[Instructions to follow]:
Transcribe the records that follow exactly. Skip the pictures.

[Task inputs]:
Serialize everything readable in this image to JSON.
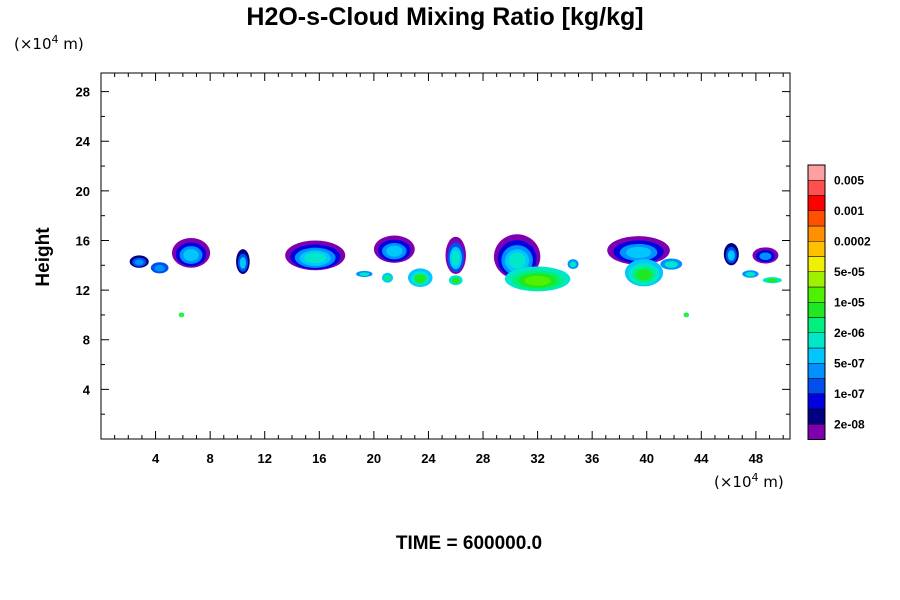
{
  "chart_data": {
    "type": "heatmap",
    "title": "H2O-s-Cloud Mixing Ratio [kg/kg]",
    "xlabel": "",
    "ylabel": "Height",
    "x_unit_prefix": "(×10",
    "x_unit_exp": "4",
    "x_unit_suffix": " m)",
    "y_unit_prefix": "(×10",
    "y_unit_exp": "4",
    "y_unit_suffix": " m)",
    "xlim": [
      0,
      50.5
    ],
    "ylim": [
      0,
      29.5
    ],
    "x_ticks": [
      4,
      8,
      12,
      16,
      20,
      24,
      28,
      32,
      36,
      40,
      44,
      48
    ],
    "y_ticks": [
      4,
      8,
      12,
      16,
      20,
      24,
      28
    ],
    "footer": "TIME = 600000.0",
    "legend": {
      "placement": "right",
      "colors": [
        "#8000b0",
        "#000080",
        "#0000e0",
        "#0050f0",
        "#0090ff",
        "#00c8ff",
        "#00e8c8",
        "#00f080",
        "#20e820",
        "#50f000",
        "#a0f000",
        "#f0f000",
        "#ffc000",
        "#ff9000",
        "#ff5000",
        "#ff0000",
        "#ff5050",
        "#ffa0a0"
      ],
      "labels": [
        "2e-08",
        "1e-07",
        "5e-07",
        "2e-06",
        "1e-05",
        "5e-05",
        "0.0002",
        "0.001",
        "0.005"
      ]
    },
    "clouds": [
      {
        "x": 2.8,
        "y": 14.3,
        "w": 1.4,
        "h": 1.0,
        "levels": [
          1,
          3,
          4
        ]
      },
      {
        "x": 4.3,
        "y": 13.8,
        "w": 1.3,
        "h": 0.9,
        "levels": [
          3,
          4
        ]
      },
      {
        "x": 6.6,
        "y": 15.0,
        "w": 2.8,
        "h": 2.4,
        "levels": [
          0,
          2,
          4,
          5
        ]
      },
      {
        "x": 10.4,
        "y": 14.3,
        "w": 1.0,
        "h": 2.0,
        "levels": [
          1,
          3,
          5
        ]
      },
      {
        "x": 15.7,
        "y": 14.8,
        "w": 4.4,
        "h": 2.4,
        "levels": [
          0,
          2,
          4,
          5,
          6
        ]
      },
      {
        "x": 19.3,
        "y": 13.3,
        "w": 1.2,
        "h": 0.5,
        "levels": [
          4,
          6
        ]
      },
      {
        "x": 21.5,
        "y": 15.3,
        "w": 3.0,
        "h": 2.2,
        "levels": [
          0,
          2,
          4,
          5
        ]
      },
      {
        "x": 21.0,
        "y": 13.0,
        "w": 0.8,
        "h": 0.8,
        "levels": [
          5,
          7
        ]
      },
      {
        "x": 23.4,
        "y": 13.0,
        "w": 1.8,
        "h": 1.5,
        "levels": [
          5,
          6,
          8
        ]
      },
      {
        "x": 26.0,
        "y": 14.8,
        "w": 1.5,
        "h": 3.0,
        "levels": [
          0,
          3,
          5,
          6
        ]
      },
      {
        "x": 26.0,
        "y": 12.8,
        "w": 1.0,
        "h": 0.8,
        "levels": [
          6,
          8
        ]
      },
      {
        "x": 30.5,
        "y": 14.7,
        "w": 3.4,
        "h": 3.6,
        "levels": [
          0,
          2,
          4,
          5,
          6
        ]
      },
      {
        "x": 32.0,
        "y": 12.9,
        "w": 4.8,
        "h": 2.0,
        "levels": [
          6,
          7,
          8,
          9
        ]
      },
      {
        "x": 34.6,
        "y": 14.1,
        "w": 0.8,
        "h": 0.8,
        "levels": [
          4,
          6
        ]
      },
      {
        "x": 39.4,
        "y": 15.2,
        "w": 4.6,
        "h": 2.3,
        "levels": [
          0,
          2,
          4,
          5
        ]
      },
      {
        "x": 39.8,
        "y": 13.4,
        "w": 2.8,
        "h": 2.2,
        "levels": [
          5,
          6,
          7,
          8
        ]
      },
      {
        "x": 41.8,
        "y": 14.1,
        "w": 1.6,
        "h": 0.9,
        "levels": [
          4,
          6
        ]
      },
      {
        "x": 46.2,
        "y": 14.9,
        "w": 1.1,
        "h": 1.8,
        "levels": [
          1,
          3,
          5
        ]
      },
      {
        "x": 48.7,
        "y": 14.8,
        "w": 1.9,
        "h": 1.3,
        "levels": [
          0,
          2,
          4
        ]
      },
      {
        "x": 47.6,
        "y": 13.3,
        "w": 1.2,
        "h": 0.6,
        "levels": [
          4,
          6
        ]
      },
      {
        "x": 49.2,
        "y": 12.8,
        "w": 1.4,
        "h": 0.5,
        "levels": [
          6,
          8
        ]
      },
      {
        "x": 5.9,
        "y": 10.0,
        "w": 0.4,
        "h": 0.4,
        "levels": [
          7,
          9
        ]
      },
      {
        "x": 42.9,
        "y": 10.0,
        "w": 0.4,
        "h": 0.4,
        "levels": [
          7,
          9
        ]
      }
    ]
  }
}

[Output]:
Serialize everything readable in this image to JSON.
{
  "chart_data": {
    "type": "heatmap",
    "title": "H2O-s-Cloud Mixing Ratio [kg/kg]",
    "xlabel": "",
    "ylabel": "Height",
    "x_unit_prefix": "(×10",
    "x_unit_exp": "4",
    "x_unit_suffix": " m)",
    "y_unit_prefix": "(×10",
    "y_unit_exp": "4",
    "y_unit_suffix": " m)",
    "xlim": [
      0,
      50.5
    ],
    "ylim": [
      0,
      29.5
    ],
    "x_ticks": [
      4,
      8,
      12,
      16,
      20,
      24,
      28,
      32,
      36,
      40,
      44,
      48
    ],
    "y_ticks": [
      4,
      8,
      12,
      16,
      20,
      24,
      28
    ],
    "footer": "TIME = 600000.0",
    "legend": {
      "placement": "right",
      "colors": [
        "#8000b0",
        "#000080",
        "#0000e0",
        "#0050f0",
        "#0090ff",
        "#00c8ff",
        "#00e8c8",
        "#00f080",
        "#20e820",
        "#50f000",
        "#a0f000",
        "#f0f000",
        "#ffc000",
        "#ff9000",
        "#ff5000",
        "#ff0000",
        "#ff5050",
        "#ffa0a0"
      ],
      "labels": [
        "2e-08",
        "1e-07",
        "5e-07",
        "2e-06",
        "1e-05",
        "5e-05",
        "0.0002",
        "0.001",
        "0.005"
      ]
    },
    "clouds": [
      {
        "x": 2.8,
        "y": 14.3,
        "w": 1.4,
        "h": 1.0,
        "levels": [
          1,
          3,
          4
        ]
      },
      {
        "x": 4.3,
        "y": 13.8,
        "w": 1.3,
        "h": 0.9,
        "levels": [
          3,
          4
        ]
      },
      {
        "x": 6.6,
        "y": 15.0,
        "w": 2.8,
        "h": 2.4,
        "levels": [
          0,
          2,
          4,
          5
        ]
      },
      {
        "x": 10.4,
        "y": 14.3,
        "w": 1.0,
        "h": 2.0,
        "levels": [
          1,
          3,
          5
        ]
      },
      {
        "x": 15.7,
        "y": 14.8,
        "w": 4.4,
        "h": 2.4,
        "levels": [
          0,
          2,
          4,
          5,
          6
        ]
      },
      {
        "x": 19.3,
        "y": 13.3,
        "w": 1.2,
        "h": 0.5,
        "levels": [
          4,
          6
        ]
      },
      {
        "x": 21.5,
        "y": 15.3,
        "w": 3.0,
        "h": 2.2,
        "levels": [
          0,
          2,
          4,
          5
        ]
      },
      {
        "x": 21.0,
        "y": 13.0,
        "w": 0.8,
        "h": 0.8,
        "levels": [
          5,
          7
        ]
      },
      {
        "x": 23.4,
        "y": 13.0,
        "w": 1.8,
        "h": 1.5,
        "levels": [
          5,
          6,
          8
        ]
      },
      {
        "x": 26.0,
        "y": 14.8,
        "w": 1.5,
        "h": 3.0,
        "levels": [
          0,
          3,
          5,
          6
        ]
      },
      {
        "x": 26.0,
        "y": 12.8,
        "w": 1.0,
        "h": 0.8,
        "levels": [
          6,
          8
        ]
      },
      {
        "x": 30.5,
        "y": 14.7,
        "w": 3.4,
        "h": 3.6,
        "levels": [
          0,
          2,
          4,
          5,
          6
        ]
      },
      {
        "x": 32.0,
        "y": 12.9,
        "w": 4.8,
        "h": 2.0,
        "levels": [
          6,
          7,
          8,
          9
        ]
      },
      {
        "x": 34.6,
        "y": 14.1,
        "w": 0.8,
        "h": 0.8,
        "levels": [
          4,
          6
        ]
      },
      {
        "x": 39.4,
        "y": 15.2,
        "w": 4.6,
        "h": 2.3,
        "levels": [
          0,
          2,
          4,
          5
        ]
      },
      {
        "x": 39.8,
        "y": 13.4,
        "w": 2.8,
        "h": 2.2,
        "levels": [
          5,
          6,
          7,
          8
        ]
      },
      {
        "x": 41.8,
        "y": 14.1,
        "w": 1.6,
        "h": 0.9,
        "levels": [
          4,
          6
        ]
      },
      {
        "x": 46.2,
        "y": 14.9,
        "w": 1.1,
        "h": 1.8,
        "levels": [
          1,
          3,
          5
        ]
      },
      {
        "x": 48.7,
        "y": 14.8,
        "w": 1.9,
        "h": 1.3,
        "levels": [
          0,
          2,
          4
        ]
      },
      {
        "x": 47.6,
        "y": 13.3,
        "w": 1.2,
        "h": 0.6,
        "levels": [
          4,
          6
        ]
      },
      {
        "x": 49.2,
        "y": 12.8,
        "w": 1.4,
        "h": 0.5,
        "levels": [
          6,
          8
        ]
      },
      {
        "x": 5.9,
        "y": 10.0,
        "w": 0.4,
        "h": 0.4,
        "levels": [
          7,
          9
        ]
      },
      {
        "x": 42.9,
        "y": 10.0,
        "w": 0.4,
        "h": 0.4,
        "levels": [
          7,
          9
        ]
      }
    ]
  }
}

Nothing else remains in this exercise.